| SHORT EXERCISE |
The entries below need to be written out exactly, with no pictures included.
+---+
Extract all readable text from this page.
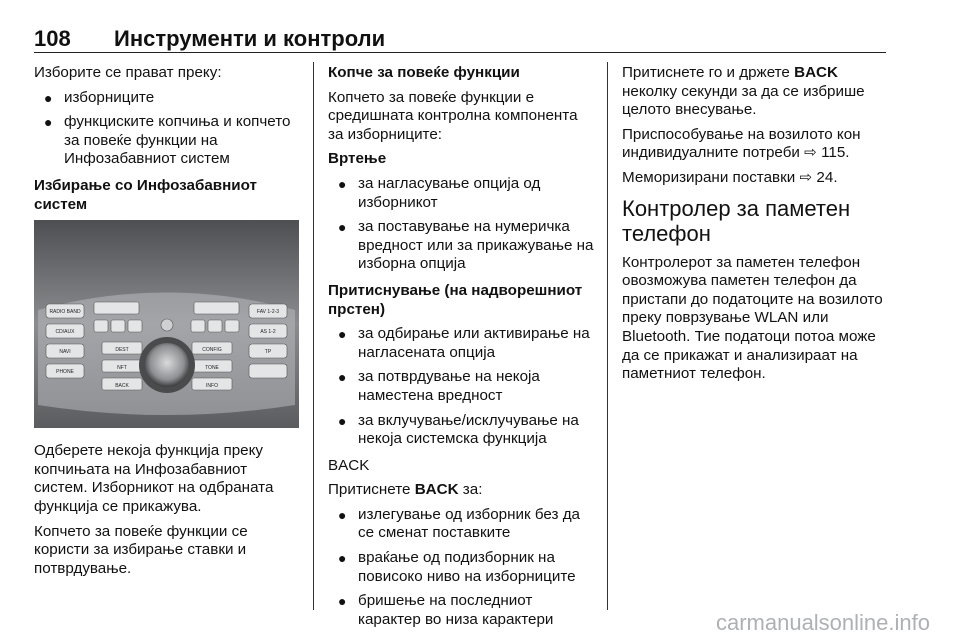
108 Инструменти и контроли

Изборите се прават преку:

● изборниците
● функциските копчиња и копчето за повеќе функции на Инфозабавниот систем
Избирање со Инфозабавниот систем
RADIO BAND
CD/AUX
NAVI
PHONE
FAV 1-2-3
AS 1-2
TP
DEST	CONFIG
NFT	TONE
BACK	INFO

Одберете некоја функција преку копчињата на Инфозабавниот систем. Изборникот на одбраната функција се прикажува.

Копчето за повеќе функции се користи за избирање ставки и потврдување.

Копче за повеќе функции

Копчето за повеќе функции е средишната контролна компонента за изборниците:

Вртење
● за нагласување опција од изборникот
● за поставување на нумеричка вредност или за прикажување на изборна опција
Притиснување (на надворешниот прстен)
● за одбирање или активирање на нагласената опција
● за потврдување на некоја наместена вредност
● за вклучување/исклучување на некоја системска функција

BACK

Притиснете BACK за:

● излегување од изборник без да се сменат поставките
● враќање од подизборник на повисоко ниво на изборниците
● бришење на последниот карактер во низа карактери

Притиснете го и држете BACK неколку секунди за да се избрише целото внесување.

Приспособување на возилото кон индивидуалните потреби ⇨ 115.

Меморизирани поставки ⇨ 24.

Контролер за паметен телефон

Контролерот за паметен телефон овозможува паметен телефон да пристапи до податоците на возилото преку поврзување WLAN или Bluetooth. Тие податоци потоа може да се прикажат и анализираат на паметниот телефон.

carmanualsonline.info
+---+
| EXERCISE RESPONSE |
Extract all readable text from this page.
108 Инструменти и контроли

Изборите се прават преку:

● изборниците
● функциските копчиња и копчето за повеќе функции на Инфозабавниот систем
Избирање со Инфозабавниот систем
RADIO BAND
CD/AUX
NAVI
PHONE
FAV 1-2-3
AS 1-2
TP
DEST	CONFIG
NFT	TONE
BACK	INFO

Одберете некоја функција преку копчињата на Инфозабавниот систем. Изборникот на одбраната функција се прикажува.

Копчето за повеќе функции се користи за избирање ставки и потврдување.

Копче за повеќе функции

Копчето за повеќе функции е средишната контролна компонента за изборниците:

Вртење
● за нагласување опција од изборникот
● за поставување на нумеричка вредност или за прикажување на изборна опција
Притиснување (на надворешниот прстен)
● за одбирање или активирање на нагласената опција
● за потврдување на некоја наместена вредност
● за вклучување/исклучување на некоја системска функција

BACK

Притиснете BACK за:

● излегување од изборник без да се сменат поставките
● враќање од подизборник на повисоко ниво на изборниците
● бришење на последниот карактер во низа карактери

Притиснете го и држете BACK неколку секунди за да се избрише целото внесување.

Приспособување на возилото кон индивидуалните потреби ⇨ 115.

Меморизирани поставки ⇨ 24.

Контролер за паметен телефон

Контролерот за паметен телефон овозможува паметен телефон да пристапи до податоците на возилото преку поврзување WLAN или Bluetooth. Тие податоци потоа може да се прикажат и анализираат на паметниот телефон.

carmanualsonline.info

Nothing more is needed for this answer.